+++ Data to process
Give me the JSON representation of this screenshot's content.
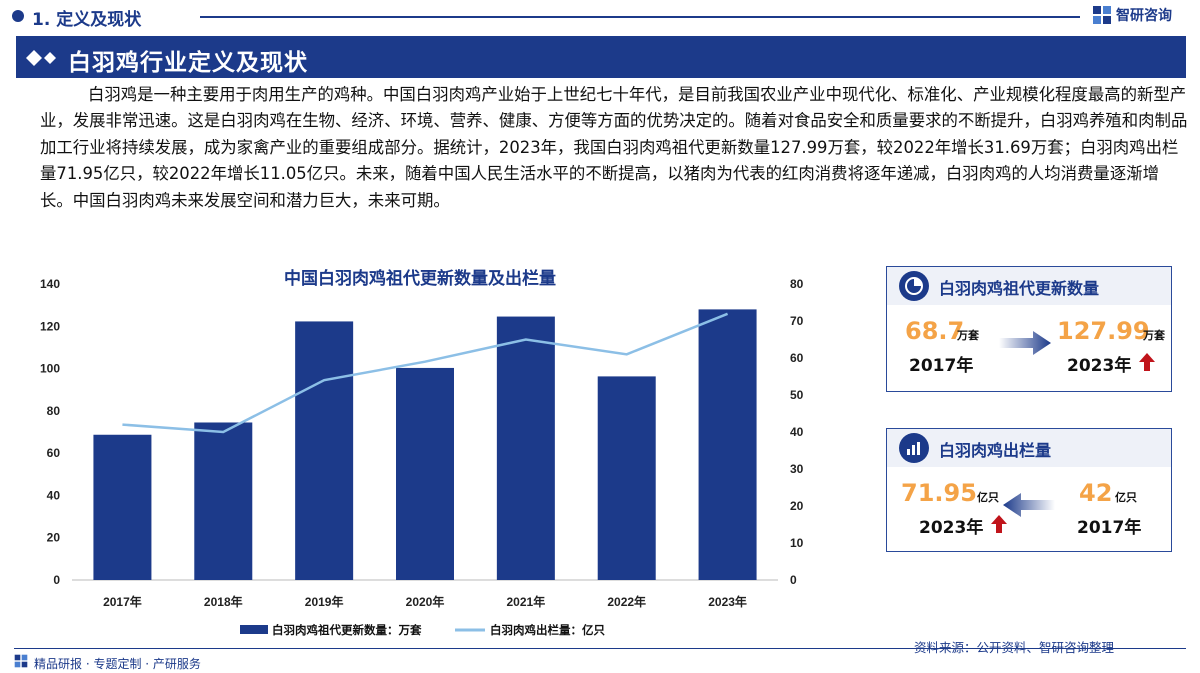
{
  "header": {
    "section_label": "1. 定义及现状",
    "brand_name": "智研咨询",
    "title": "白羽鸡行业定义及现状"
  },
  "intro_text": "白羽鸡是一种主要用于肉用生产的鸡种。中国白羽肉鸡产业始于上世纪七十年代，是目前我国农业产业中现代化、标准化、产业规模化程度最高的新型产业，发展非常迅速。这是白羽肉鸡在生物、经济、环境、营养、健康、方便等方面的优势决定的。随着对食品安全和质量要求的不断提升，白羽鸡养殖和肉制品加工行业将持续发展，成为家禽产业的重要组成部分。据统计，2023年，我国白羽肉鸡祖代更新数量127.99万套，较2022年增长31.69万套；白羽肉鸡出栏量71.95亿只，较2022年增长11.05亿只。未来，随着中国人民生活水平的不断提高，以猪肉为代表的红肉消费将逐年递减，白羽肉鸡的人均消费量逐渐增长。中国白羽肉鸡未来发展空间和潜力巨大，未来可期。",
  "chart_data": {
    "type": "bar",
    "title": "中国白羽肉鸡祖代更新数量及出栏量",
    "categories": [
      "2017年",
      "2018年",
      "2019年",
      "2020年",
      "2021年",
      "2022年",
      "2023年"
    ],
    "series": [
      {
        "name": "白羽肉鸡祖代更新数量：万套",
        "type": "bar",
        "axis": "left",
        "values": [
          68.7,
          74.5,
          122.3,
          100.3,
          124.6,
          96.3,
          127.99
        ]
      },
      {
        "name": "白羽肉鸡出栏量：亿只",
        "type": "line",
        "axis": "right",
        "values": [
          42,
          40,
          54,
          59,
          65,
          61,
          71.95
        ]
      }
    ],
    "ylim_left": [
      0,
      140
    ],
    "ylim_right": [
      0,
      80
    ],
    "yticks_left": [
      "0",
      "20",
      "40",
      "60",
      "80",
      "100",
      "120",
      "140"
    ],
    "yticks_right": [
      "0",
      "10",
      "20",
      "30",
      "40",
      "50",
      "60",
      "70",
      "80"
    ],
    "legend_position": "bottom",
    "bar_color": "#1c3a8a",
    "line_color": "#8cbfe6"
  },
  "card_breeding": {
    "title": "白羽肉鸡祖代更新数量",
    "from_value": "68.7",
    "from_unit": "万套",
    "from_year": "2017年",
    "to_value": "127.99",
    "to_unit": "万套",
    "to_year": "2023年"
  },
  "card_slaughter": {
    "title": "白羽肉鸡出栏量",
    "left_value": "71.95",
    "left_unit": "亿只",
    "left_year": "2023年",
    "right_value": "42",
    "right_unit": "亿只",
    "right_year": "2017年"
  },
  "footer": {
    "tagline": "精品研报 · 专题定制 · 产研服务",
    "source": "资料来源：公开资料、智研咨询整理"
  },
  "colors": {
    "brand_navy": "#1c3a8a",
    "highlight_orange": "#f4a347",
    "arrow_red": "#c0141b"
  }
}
++++++
◆ Written request
Write every entry out again exactly, dropping the pictures.

◆ Full response
Give me the JSON representation of this screenshot's content.
{
  "header": {
    "section_label": "1. 定义及现状",
    "brand_name": "智研咨询",
    "title": "白羽鸡行业定义及现状"
  },
  "intro_text": "白羽鸡是一种主要用于肉用生产的鸡种。中国白羽肉鸡产业始于上世纪七十年代，是目前我国农业产业中现代化、标准化、产业规模化程度最高的新型产业，发展非常迅速。这是白羽肉鸡在生物、经济、环境、营养、健康、方便等方面的优势决定的。随着对食品安全和质量要求的不断提升，白羽鸡养殖和肉制品加工行业将持续发展，成为家禽产业的重要组成部分。据统计，2023年，我国白羽肉鸡祖代更新数量127.99万套，较2022年增长31.69万套；白羽肉鸡出栏量71.95亿只，较2022年增长11.05亿只。未来，随着中国人民生活水平的不断提高，以猪肉为代表的红肉消费将逐年递减，白羽肉鸡的人均消费量逐渐增长。中国白羽肉鸡未来发展空间和潜力巨大，未来可期。",
  "chart_data": {
    "type": "bar",
    "title": "中国白羽肉鸡祖代更新数量及出栏量",
    "categories": [
      "2017年",
      "2018年",
      "2019年",
      "2020年",
      "2021年",
      "2022年",
      "2023年"
    ],
    "series": [
      {
        "name": "白羽肉鸡祖代更新数量：万套",
        "type": "bar",
        "axis": "left",
        "values": [
          68.7,
          74.5,
          122.3,
          100.3,
          124.6,
          96.3,
          127.99
        ]
      },
      {
        "name": "白羽肉鸡出栏量：亿只",
        "type": "line",
        "axis": "right",
        "values": [
          42,
          40,
          54,
          59,
          65,
          61,
          71.95
        ]
      }
    ],
    "ylim_left": [
      0,
      140
    ],
    "ylim_right": [
      0,
      80
    ],
    "yticks_left": [
      "0",
      "20",
      "40",
      "60",
      "80",
      "100",
      "120",
      "140"
    ],
    "yticks_right": [
      "0",
      "10",
      "20",
      "30",
      "40",
      "50",
      "60",
      "70",
      "80"
    ],
    "legend_position": "bottom",
    "bar_color": "#1c3a8a",
    "line_color": "#8cbfe6"
  },
  "card_breeding": {
    "title": "白羽肉鸡祖代更新数量",
    "from_value": "68.7",
    "from_unit": "万套",
    "from_year": "2017年",
    "to_value": "127.99",
    "to_unit": "万套",
    "to_year": "2023年"
  },
  "card_slaughter": {
    "title": "白羽肉鸡出栏量",
    "left_value": "71.95",
    "left_unit": "亿只",
    "left_year": "2023年",
    "right_value": "42",
    "right_unit": "亿只",
    "right_year": "2017年"
  },
  "footer": {
    "tagline": "精品研报 · 专题定制 · 产研服务",
    "source": "资料来源：公开资料、智研咨询整理"
  },
  "colors": {
    "brand_navy": "#1c3a8a",
    "highlight_orange": "#f4a347",
    "arrow_red": "#c0141b"
  }
}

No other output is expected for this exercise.